_Excerpt:_
>>>

M. The Show Coordinators shall be appointed by the Board of Directors. The Show Coordinators are the liaison between the Club and the ASCA Show Office. Show Coordinators sign and are responsible for all sanctioning pertaining to ASCA-sanctioned programs.
ARTICLE VII – MEETINGS
A. Regular meetings of the membership shall be held at such time and place as may be reached by general consensus at each preceding meeting, or as designated by the Board of Directors. Notice of the meetings shall be given by USPS mail or by electronic mail stating the time, place, and purpose of such meetings not less than 10 days before the date of such meetings. Members not having electronic mail or who request a USPS mailing must be so supplied.
B. A quorum for the transaction of business shall consist of five percent of the members in good standing.
C. Special meetings of the membership may be called at any time by the President or at the written request of 10 percent of the members in good standing. Notices of all special meetings of the Club shall be mailed to each member at least 10 days before such a meeting.
D. The Club’s annual meeting shall be held at the regular October business meeting.
E. No person may hold more than two votes, their own and one proxy, at a meeting.
F. “Robert’s Rules of Order” shall govern any matter of procedure not specifically addressed by these Bylaws, unless another order of procedure is established by the Board of Directors.
ARTICLE VIII – ELECTIONS
A. Nominations shall be taken from the membership during September of each year. By October 10, ballots shall be mailed to the last known address of each member in good standing. Marked ballots must be received by an agent of the Secretary, postmarked on or before October 25 of each year, to be counted. Said agent shall be a person so designated or approved by the Board of Directors, who shall tabulate ballots received by November 1 and certify the tally before November 5. Ballots then will be filed with the Club’s records. The Secretary shall send a copy of the certified tally to each member of the retiring Board of Directors. The person so designated or approved by the Board of Directors shall be provided with a checklist of members which shall be retained in case of challenge, and shall tabulate and send the ballots without same having been witnessed by any ASCofWA member.
B. The annual election of Officers and Directors shall be by authorized mail ballot.
C. A plurality of the ballots receive shall be required for the election of Officers and Directors.
D. Officers and Directors assume office at a Board meeting during November.
E. Election results shall be announced to all members during November.

<<<

_Data excerpts:_

>>>

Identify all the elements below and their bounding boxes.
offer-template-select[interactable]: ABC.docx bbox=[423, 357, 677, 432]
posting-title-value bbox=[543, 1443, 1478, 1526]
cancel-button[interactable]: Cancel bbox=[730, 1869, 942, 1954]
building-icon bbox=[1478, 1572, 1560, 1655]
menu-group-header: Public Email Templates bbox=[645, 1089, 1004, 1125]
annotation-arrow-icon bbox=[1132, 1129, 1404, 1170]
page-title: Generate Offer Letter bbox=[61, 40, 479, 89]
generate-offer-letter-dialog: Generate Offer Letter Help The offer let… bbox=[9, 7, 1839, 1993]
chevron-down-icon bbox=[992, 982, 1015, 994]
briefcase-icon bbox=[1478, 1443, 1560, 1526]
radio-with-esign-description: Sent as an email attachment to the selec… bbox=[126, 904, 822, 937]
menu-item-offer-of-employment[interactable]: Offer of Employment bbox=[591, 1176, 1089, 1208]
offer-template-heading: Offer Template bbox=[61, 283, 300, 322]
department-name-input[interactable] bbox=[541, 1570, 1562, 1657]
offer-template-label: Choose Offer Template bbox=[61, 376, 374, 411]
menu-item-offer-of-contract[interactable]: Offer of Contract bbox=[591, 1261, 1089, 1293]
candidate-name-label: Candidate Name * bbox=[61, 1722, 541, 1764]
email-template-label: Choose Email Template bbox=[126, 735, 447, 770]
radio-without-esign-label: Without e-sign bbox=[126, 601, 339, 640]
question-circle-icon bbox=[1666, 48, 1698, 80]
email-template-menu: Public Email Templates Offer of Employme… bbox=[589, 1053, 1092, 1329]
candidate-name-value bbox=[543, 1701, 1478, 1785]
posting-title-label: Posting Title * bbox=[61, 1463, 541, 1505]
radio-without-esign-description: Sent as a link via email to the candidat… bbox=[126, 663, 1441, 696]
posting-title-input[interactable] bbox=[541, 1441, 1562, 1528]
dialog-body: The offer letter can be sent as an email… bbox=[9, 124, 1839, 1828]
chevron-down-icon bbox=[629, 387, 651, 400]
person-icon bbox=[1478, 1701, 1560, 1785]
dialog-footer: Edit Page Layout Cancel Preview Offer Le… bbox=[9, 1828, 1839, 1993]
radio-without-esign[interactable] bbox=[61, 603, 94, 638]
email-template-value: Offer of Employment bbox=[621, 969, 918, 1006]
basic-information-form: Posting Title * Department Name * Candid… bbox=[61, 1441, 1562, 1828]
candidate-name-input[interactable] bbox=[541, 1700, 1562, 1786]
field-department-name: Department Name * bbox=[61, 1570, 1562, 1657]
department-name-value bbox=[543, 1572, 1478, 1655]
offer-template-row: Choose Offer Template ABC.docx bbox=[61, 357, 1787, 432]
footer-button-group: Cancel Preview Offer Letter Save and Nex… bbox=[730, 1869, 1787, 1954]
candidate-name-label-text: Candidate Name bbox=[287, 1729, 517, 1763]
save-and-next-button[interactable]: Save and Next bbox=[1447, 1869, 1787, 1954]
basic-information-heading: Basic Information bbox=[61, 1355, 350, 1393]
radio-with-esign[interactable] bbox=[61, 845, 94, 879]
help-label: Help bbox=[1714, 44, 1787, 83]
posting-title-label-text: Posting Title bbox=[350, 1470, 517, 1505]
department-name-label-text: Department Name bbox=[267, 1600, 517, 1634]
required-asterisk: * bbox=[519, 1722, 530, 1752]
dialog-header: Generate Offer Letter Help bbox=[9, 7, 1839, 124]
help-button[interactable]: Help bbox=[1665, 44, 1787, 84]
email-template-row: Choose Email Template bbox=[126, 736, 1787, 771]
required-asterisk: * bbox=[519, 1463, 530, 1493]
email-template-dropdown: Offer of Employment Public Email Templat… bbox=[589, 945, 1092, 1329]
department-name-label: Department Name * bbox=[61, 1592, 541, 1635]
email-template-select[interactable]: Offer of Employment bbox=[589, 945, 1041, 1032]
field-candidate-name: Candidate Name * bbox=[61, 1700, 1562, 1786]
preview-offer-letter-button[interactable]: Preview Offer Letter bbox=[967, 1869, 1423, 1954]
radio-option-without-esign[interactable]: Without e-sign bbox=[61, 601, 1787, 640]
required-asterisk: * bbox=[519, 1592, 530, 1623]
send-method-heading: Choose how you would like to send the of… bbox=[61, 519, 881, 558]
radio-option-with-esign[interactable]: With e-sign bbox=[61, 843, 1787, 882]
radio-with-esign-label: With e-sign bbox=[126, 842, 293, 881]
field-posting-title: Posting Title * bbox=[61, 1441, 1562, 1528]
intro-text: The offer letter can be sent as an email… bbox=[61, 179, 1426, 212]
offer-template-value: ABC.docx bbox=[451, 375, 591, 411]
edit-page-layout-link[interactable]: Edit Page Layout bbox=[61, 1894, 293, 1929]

<<<

_List of tasks:_
#1 How would you render this sentence from the club bylaws in Spanish: "No person may hold more than two votes, their own and one proxy, at a meeting."?
#2 Could you pick up the club bylaws after their final sentence and write what comes next?

_Outputs for the tasks:_
#1 Ninguna persona podrá tener más de dos votos en una reunión, el suyo propio y uno por poder.

#2
A vacancy in office shall be filled for the remainder of the term by a simple majority vote at the next business meeting. Until a quorum is obtained for such an election, the Board may fill the vacancy by appointment.
ARTICLE IX – BOARD OF DIRECTORS
A. The Board of Directors shall consist of the President, who will act as Chairman; Vice President; Secretary, who will act as Board Secretary; Treasurer; Affiliate Representative; and one member elected to serve at large, who shall attend all meetings but shall vote only when an Officer is absent.
B. The Board of Directors shall meet at least three times a year.
C. Directors shall be elected for one-year terms as set forth in Article VIII.
D. Notice of Board meetings shall be given by mail or telephone to each Board member at least 10 days before each meeting, except in an emergency.
E. A quorum for the transaction of business shall consist of a majority of the Directors present in person or by proxy.
F. The Board of Directors shall be a policy-planning body and shall act for the Club in the event of an emergency. The Board shall investigate all matters that may affect the interests or welfare of the Club and submit its recommendations in connection therewith to the members for consideration.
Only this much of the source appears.